*** EXCERPTED RECORDS ***
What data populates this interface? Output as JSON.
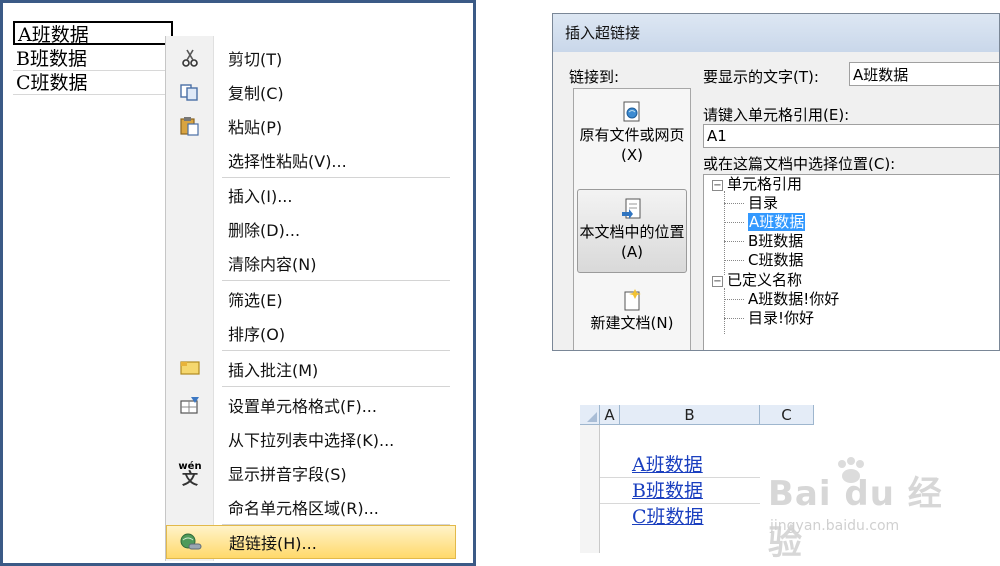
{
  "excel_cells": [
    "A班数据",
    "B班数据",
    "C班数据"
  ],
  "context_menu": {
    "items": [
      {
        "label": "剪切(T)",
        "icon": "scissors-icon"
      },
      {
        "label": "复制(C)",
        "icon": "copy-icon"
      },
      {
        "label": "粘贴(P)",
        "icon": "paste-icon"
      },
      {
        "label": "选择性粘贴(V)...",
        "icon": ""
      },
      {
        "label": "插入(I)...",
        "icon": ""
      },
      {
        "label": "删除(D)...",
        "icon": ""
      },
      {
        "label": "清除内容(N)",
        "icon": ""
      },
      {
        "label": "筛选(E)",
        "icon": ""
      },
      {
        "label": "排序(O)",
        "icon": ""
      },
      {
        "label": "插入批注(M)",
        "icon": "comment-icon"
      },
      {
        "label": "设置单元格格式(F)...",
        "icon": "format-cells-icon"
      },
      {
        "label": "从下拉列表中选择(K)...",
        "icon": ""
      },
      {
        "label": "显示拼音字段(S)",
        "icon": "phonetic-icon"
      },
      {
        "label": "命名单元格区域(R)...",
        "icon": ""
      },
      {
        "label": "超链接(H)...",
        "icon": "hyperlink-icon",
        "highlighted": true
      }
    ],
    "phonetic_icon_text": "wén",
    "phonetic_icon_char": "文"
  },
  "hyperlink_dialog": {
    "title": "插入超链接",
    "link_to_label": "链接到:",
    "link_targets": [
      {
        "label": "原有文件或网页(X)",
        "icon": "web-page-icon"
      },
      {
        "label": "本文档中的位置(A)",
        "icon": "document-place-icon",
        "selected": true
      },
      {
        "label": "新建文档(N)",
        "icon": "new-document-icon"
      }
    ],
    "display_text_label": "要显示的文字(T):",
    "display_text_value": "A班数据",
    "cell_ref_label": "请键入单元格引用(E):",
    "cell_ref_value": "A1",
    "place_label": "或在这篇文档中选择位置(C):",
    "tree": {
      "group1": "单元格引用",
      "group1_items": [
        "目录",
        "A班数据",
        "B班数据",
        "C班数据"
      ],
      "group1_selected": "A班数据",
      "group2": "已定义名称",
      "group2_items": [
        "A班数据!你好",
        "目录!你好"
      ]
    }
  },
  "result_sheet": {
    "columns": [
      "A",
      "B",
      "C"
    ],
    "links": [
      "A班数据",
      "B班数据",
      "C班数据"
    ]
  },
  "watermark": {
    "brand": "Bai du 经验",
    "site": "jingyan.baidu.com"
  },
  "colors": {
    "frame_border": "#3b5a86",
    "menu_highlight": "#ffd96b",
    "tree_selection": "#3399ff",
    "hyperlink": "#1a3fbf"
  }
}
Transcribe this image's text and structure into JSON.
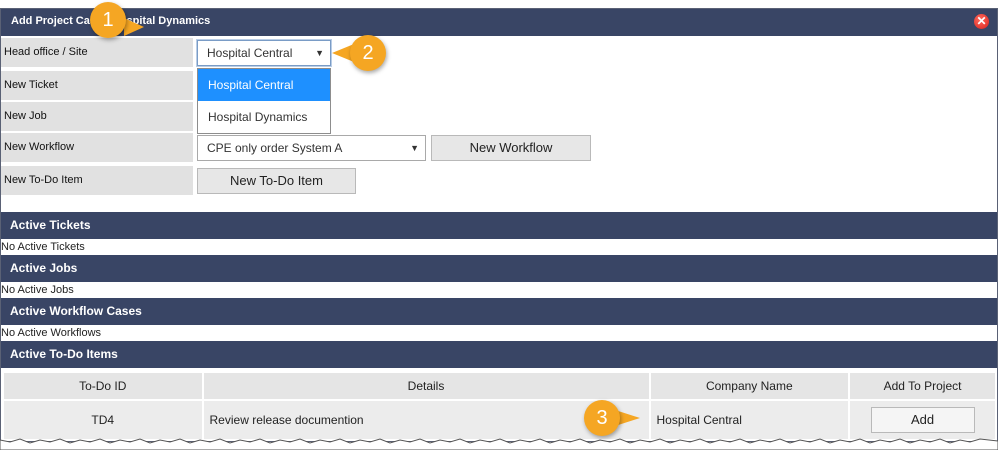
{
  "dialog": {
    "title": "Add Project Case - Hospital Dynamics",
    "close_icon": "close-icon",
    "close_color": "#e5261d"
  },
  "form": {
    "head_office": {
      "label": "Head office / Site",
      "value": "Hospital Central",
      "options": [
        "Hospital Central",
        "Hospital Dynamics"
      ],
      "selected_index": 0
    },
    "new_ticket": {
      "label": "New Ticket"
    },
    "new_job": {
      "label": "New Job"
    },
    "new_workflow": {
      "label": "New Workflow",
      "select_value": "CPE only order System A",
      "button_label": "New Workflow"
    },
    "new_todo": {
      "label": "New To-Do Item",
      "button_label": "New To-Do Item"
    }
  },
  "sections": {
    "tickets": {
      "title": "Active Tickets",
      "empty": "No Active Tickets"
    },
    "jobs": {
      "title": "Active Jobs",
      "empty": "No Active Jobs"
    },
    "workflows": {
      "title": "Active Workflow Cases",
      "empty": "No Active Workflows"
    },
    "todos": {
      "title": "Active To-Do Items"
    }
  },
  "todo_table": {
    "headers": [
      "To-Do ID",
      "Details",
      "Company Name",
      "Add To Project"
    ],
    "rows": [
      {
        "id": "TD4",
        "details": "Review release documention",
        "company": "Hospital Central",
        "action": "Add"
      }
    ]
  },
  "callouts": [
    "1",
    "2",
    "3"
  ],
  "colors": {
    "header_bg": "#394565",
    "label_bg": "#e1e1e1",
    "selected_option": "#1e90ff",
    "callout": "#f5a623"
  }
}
***
*** EXCERPTED RECORDS ***
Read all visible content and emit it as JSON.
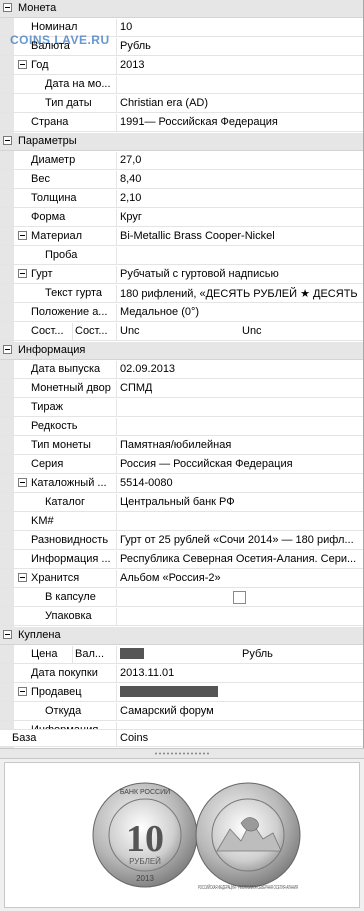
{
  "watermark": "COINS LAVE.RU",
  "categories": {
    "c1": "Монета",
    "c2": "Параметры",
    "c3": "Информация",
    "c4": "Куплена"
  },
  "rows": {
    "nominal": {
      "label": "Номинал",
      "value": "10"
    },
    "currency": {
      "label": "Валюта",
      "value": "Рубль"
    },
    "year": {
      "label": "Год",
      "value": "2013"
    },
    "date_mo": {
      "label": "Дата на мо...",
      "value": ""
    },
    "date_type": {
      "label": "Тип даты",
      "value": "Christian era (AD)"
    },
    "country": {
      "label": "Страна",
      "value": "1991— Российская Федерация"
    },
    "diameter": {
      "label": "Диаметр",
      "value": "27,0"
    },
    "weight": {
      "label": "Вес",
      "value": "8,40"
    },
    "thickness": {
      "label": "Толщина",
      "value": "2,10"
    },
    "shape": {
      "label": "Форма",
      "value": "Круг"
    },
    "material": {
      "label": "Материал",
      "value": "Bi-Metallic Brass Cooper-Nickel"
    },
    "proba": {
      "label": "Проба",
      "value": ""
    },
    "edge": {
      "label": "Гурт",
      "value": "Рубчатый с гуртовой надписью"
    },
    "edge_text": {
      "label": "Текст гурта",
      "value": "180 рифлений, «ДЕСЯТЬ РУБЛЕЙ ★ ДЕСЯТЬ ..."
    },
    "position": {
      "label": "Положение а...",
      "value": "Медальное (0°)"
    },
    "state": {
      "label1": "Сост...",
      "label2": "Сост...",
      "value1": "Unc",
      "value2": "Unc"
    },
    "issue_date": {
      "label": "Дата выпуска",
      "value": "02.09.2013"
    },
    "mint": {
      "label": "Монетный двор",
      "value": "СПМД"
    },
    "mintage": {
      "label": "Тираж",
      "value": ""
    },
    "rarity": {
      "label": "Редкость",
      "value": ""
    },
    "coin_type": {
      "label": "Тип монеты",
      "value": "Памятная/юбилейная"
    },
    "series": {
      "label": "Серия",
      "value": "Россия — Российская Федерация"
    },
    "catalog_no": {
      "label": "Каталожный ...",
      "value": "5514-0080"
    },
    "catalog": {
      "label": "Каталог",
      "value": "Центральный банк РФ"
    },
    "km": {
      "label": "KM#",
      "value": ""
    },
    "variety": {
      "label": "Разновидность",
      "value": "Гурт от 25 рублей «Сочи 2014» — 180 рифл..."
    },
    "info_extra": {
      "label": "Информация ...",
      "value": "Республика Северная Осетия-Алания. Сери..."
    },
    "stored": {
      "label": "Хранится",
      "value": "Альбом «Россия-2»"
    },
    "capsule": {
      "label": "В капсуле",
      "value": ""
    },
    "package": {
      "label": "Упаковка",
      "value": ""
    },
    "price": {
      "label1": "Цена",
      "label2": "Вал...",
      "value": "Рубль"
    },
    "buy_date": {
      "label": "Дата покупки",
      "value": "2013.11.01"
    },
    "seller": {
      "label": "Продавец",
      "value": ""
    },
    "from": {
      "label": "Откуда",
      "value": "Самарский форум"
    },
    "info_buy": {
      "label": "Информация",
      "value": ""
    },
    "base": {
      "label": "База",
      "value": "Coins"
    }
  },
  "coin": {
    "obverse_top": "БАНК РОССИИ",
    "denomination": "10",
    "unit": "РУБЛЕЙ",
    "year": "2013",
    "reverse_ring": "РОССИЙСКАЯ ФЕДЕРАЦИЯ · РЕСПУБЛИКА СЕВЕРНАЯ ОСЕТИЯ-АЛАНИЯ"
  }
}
***
Reply with the number of lines in the data that include the string "title" and nothing else.

CORRECT RESULT: 6